▶ [TASK PROMPT] In the entries below, identify every line with the string "title" and copy it.

▶ [PROVIDED DATA]
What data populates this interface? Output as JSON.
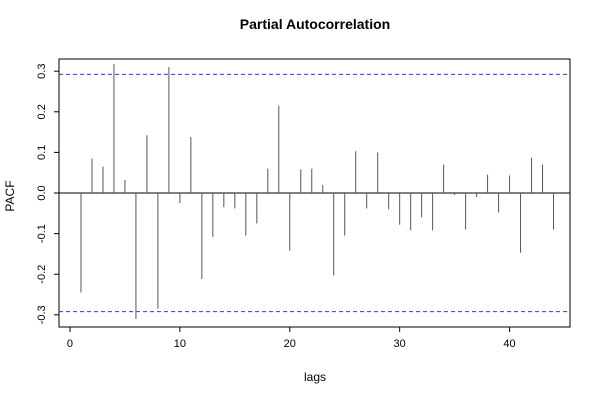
{
  "chart_data": {
    "type": "bar",
    "title": "Partial Autocorrelation",
    "xlabel": "lags",
    "ylabel": "PACF",
    "xlim": [
      0,
      45
    ],
    "ylim": [
      -0.33,
      0.33
    ],
    "x_ticks": [
      0,
      10,
      20,
      30,
      40
    ],
    "y_ticks": [
      -0.3,
      -0.2,
      -0.1,
      0.0,
      0.1,
      0.2,
      0.3
    ],
    "x_tick_labels": [
      "0",
      "10",
      "20",
      "30",
      "40"
    ],
    "y_tick_labels": [
      "-0.3",
      "-0.2",
      "-0.1",
      "0.0",
      "0.1",
      "0.2",
      "0.3"
    ],
    "confidence_band": 0.292,
    "colors": {
      "spike": "#555555",
      "band": "#3333ff",
      "zero": "#000000",
      "frame": "#000000"
    },
    "x": [
      1,
      2,
      3,
      4,
      5,
      6,
      7,
      8,
      9,
      10,
      11,
      12,
      13,
      14,
      15,
      16,
      17,
      18,
      19,
      20,
      21,
      22,
      23,
      24,
      25,
      26,
      27,
      28,
      29,
      30,
      31,
      32,
      33,
      34,
      35,
      36,
      37,
      38,
      39,
      40,
      41,
      42,
      43,
      44
    ],
    "values": [
      -0.245,
      0.085,
      0.065,
      0.318,
      0.032,
      -0.31,
      0.142,
      -0.285,
      0.31,
      -0.025,
      0.138,
      -0.212,
      -0.108,
      -0.035,
      -0.038,
      -0.105,
      -0.075,
      0.06,
      0.215,
      -0.142,
      0.058,
      0.06,
      0.02,
      -0.203,
      -0.105,
      0.103,
      -0.038,
      0.1,
      -0.04,
      -0.078,
      -0.092,
      -0.06,
      -0.092,
      0.07,
      -0.005,
      -0.09,
      -0.01,
      0.045,
      -0.048,
      0.043,
      -0.147,
      0.087,
      0.07,
      -0.09
    ]
  }
}
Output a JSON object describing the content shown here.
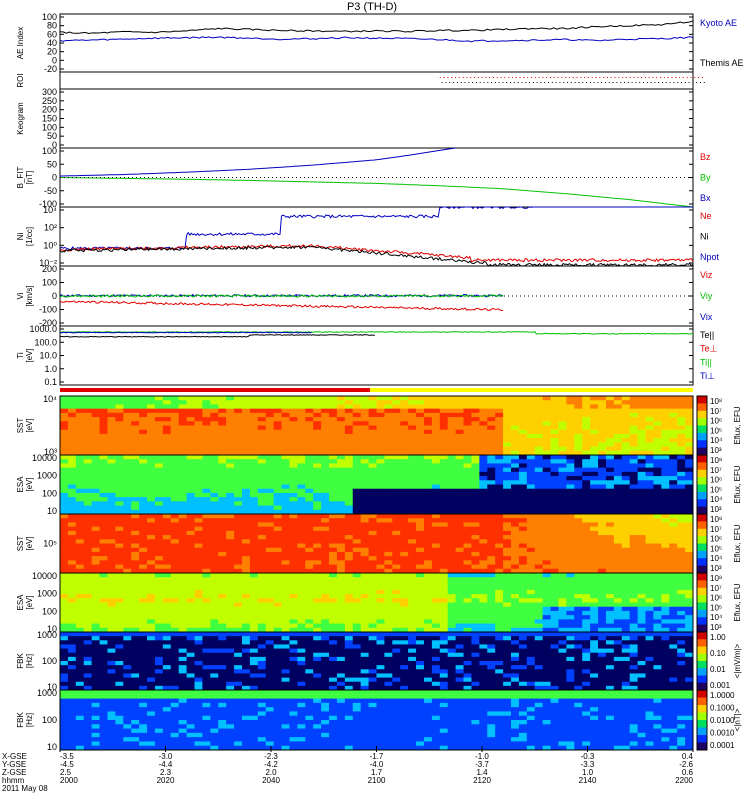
{
  "title": "P3 (TH-D)",
  "colors": {
    "red": "#e00000",
    "green": "#00c000",
    "blue": "#0000c0",
    "black": "#000000"
  },
  "chart_data": [
    {
      "type": "line",
      "id": "ae",
      "ylabel": "AE Index",
      "yticks": [
        "100",
        "80",
        "60",
        "40",
        "20",
        "0",
        "-20"
      ],
      "ylim": [
        -20,
        100
      ],
      "series": [
        {
          "name": "Kyoto AE",
          "color": "#0000c0",
          "x": [
            2000,
            2010,
            2020,
            2030,
            2040,
            2050,
            2060,
            2070,
            2080,
            2090,
            2100,
            2110,
            2120,
            2130,
            2140,
            2150,
            2160,
            2170,
            2180,
            2190,
            2200
          ],
          "values": [
            45,
            46,
            48,
            50,
            51,
            52,
            50,
            48,
            49,
            51,
            50,
            49,
            47,
            44,
            45,
            46,
            47,
            45,
            48,
            49,
            52
          ]
        },
        {
          "name": "Themis AE",
          "color": "#000000",
          "x": [
            2000,
            2010,
            2020,
            2030,
            2040,
            2050,
            2060,
            2070,
            2080,
            2090,
            2100,
            2110,
            2120,
            2130,
            2140,
            2150,
            2160,
            2170,
            2180,
            2190,
            2200
          ],
          "values": [
            62,
            60,
            63,
            62,
            65,
            70,
            68,
            66,
            65,
            64,
            65,
            64,
            66,
            66,
            68,
            70,
            70,
            74,
            76,
            78,
            85
          ]
        }
      ],
      "legend": [
        "Kyoto AE",
        "Themis AE"
      ]
    },
    {
      "type": "scatter",
      "id": "roi",
      "ylabel": "ROI"
    },
    {
      "type": "bar",
      "id": "keogram",
      "ylabel": "Keogram",
      "yticks": [
        "300",
        "250",
        "200",
        "150",
        "100",
        "50",
        "0"
      ],
      "ylim": [
        0,
        300
      ]
    },
    {
      "type": "line",
      "id": "bfit",
      "ylabel": "B_FIT\n[nT]",
      "yticks": [
        "100",
        "50",
        "0",
        "-50",
        "-100"
      ],
      "ylim": [
        -100,
        100
      ],
      "series": [
        {
          "name": "Bz",
          "color": "#e00000",
          "x": [],
          "values": []
        },
        {
          "name": "By",
          "color": "#00c000",
          "x": [
            2000,
            2020,
            2040,
            2060,
            2080,
            2100,
            2120,
            2140,
            2160,
            2180,
            2200
          ],
          "values": [
            0,
            -3,
            -6,
            -10,
            -15,
            -20,
            -28,
            -38,
            -55,
            -75,
            -100
          ]
        },
        {
          "name": "Bx",
          "color": "#0000c0",
          "x": [
            2000,
            2020,
            2040,
            2060,
            2080,
            2100,
            2110,
            2120,
            2125
          ],
          "values": [
            5,
            10,
            18,
            28,
            42,
            60,
            75,
            92,
            100
          ]
        }
      ],
      "legend": [
        "Bz",
        "By",
        "Bx"
      ]
    },
    {
      "type": "line",
      "id": "ni",
      "ylabel": "Ni\n[1/cc]",
      "yticks": [
        "10⁴",
        "10²",
        "10⁰",
        "10⁻²"
      ],
      "log": true,
      "series": [
        {
          "name": "Ne",
          "color": "#e00000"
        },
        {
          "name": "Ni",
          "color": "#000000"
        },
        {
          "name": "Npot",
          "color": "#0000c0"
        }
      ],
      "legend": [
        "Ne",
        "Ni",
        "Npot"
      ]
    },
    {
      "type": "line",
      "id": "vi",
      "ylabel": "Vi\n[km/s]",
      "yticks": [
        "200",
        "100",
        "0",
        "-100",
        "-200"
      ],
      "ylim": [
        -250,
        250
      ],
      "series": [
        {
          "name": "Viz",
          "color": "#e00000"
        },
        {
          "name": "Viy",
          "color": "#00c000"
        },
        {
          "name": "Vix",
          "color": "#0000c0"
        }
      ],
      "legend": [
        "Viz",
        "Viy",
        "Vix"
      ]
    },
    {
      "type": "line",
      "id": "ti",
      "ylabel": "Ti\n[eV]",
      "yticks": [
        "1000.0",
        "100.0",
        "10.0",
        "1.0",
        "0.1"
      ],
      "log": true,
      "series": [
        {
          "name": "Te||",
          "color": "#000000"
        },
        {
          "name": "Te⊥",
          "color": "#e00000"
        },
        {
          "name": "Ti||",
          "color": "#00c000"
        },
        {
          "name": "Ti⊥",
          "color": "#0000c0"
        }
      ],
      "legend": [
        "Te||",
        "Te⊥",
        "Ti||",
        "Ti⊥"
      ]
    },
    {
      "type": "heatmap",
      "id": "sst_e",
      "ylabel": "SST\n[eV]",
      "yticks": [
        "10⁴",
        "10³"
      ],
      "cbar_ticks": [
        "10⁸",
        "10⁷",
        "10⁶",
        "10⁵",
        "10⁴",
        "10³"
      ],
      "cbar_label": "Eflux, EFU"
    },
    {
      "type": "heatmap",
      "id": "esa_e",
      "ylabel": "ESA\n[eV]",
      "yticks": [
        "10000",
        "1000",
        "100",
        "10"
      ],
      "cbar_ticks": [
        "10⁸",
        "10⁷",
        "10⁶",
        "10⁵",
        "10⁴",
        "10³"
      ],
      "cbar_label": "Eflux, EFU"
    },
    {
      "type": "heatmap",
      "id": "sst_i",
      "ylabel": "SST\n[eV]",
      "yticks": [
        "10⁵"
      ],
      "cbar_ticks": [
        "10⁸",
        "10⁷",
        "10⁶",
        "10⁵",
        "10⁴",
        "10³"
      ],
      "cbar_label": "Eflux, EFU"
    },
    {
      "type": "heatmap",
      "id": "esa_i",
      "ylabel": "ESA\n[eV]",
      "yticks": [
        "10000",
        "1000",
        "100",
        "10"
      ],
      "cbar_ticks": [
        "10⁸",
        "10⁷",
        "10⁶",
        "10⁵",
        "10⁴",
        "10³"
      ],
      "cbar_label": "Eflux, EFU"
    },
    {
      "type": "heatmap",
      "id": "fbk_e",
      "ylabel": "FBK\n[Hz]",
      "yticks": [
        "1000",
        "100",
        "10"
      ],
      "cbar_ticks": [
        "1.00",
        "0.10",
        "0.01",
        "0.001"
      ],
      "cbar_label": "<|mV/m|>"
    },
    {
      "type": "heatmap",
      "id": "fbk_b",
      "ylabel": "FBK\n[Hz]",
      "yticks": [
        "1000",
        "100",
        "10"
      ],
      "cbar_ticks": [
        "1.0000",
        "0.1000",
        "0.0100",
        "0.0010",
        "0.0001"
      ],
      "cbar_label": "<|nT|>"
    }
  ],
  "xaxis": {
    "row_labels": [
      "X-GSE",
      "Y-GSE",
      "Z-GSE",
      "hhmm",
      "2011 May 08"
    ],
    "columns": [
      {
        "x": "-3.5",
        "y": "-4.5",
        "z": "2.5",
        "t": "2000"
      },
      {
        "x": "-3.0",
        "y": "-4.4",
        "z": "2.3",
        "t": "2020"
      },
      {
        "x": "-2.3",
        "y": "-4.2",
        "z": "2.0",
        "t": "2040"
      },
      {
        "x": "-1.7",
        "y": "-4.0",
        "z": "1.7",
        "t": "2100"
      },
      {
        "x": "-1.0",
        "y": "-3.7",
        "z": "1.4",
        "t": "2120"
      },
      {
        "x": "-0.3",
        "y": "-3.3",
        "z": "1.0",
        "t": "2140"
      },
      {
        "x": "0.4",
        "y": "-2.6",
        "z": "0.6",
        "t": "2200"
      }
    ]
  }
}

▶ [RESULT OF THE TASK]
    "title": "Partial Autocorrelation",
  "title": "P3 (TH-D)",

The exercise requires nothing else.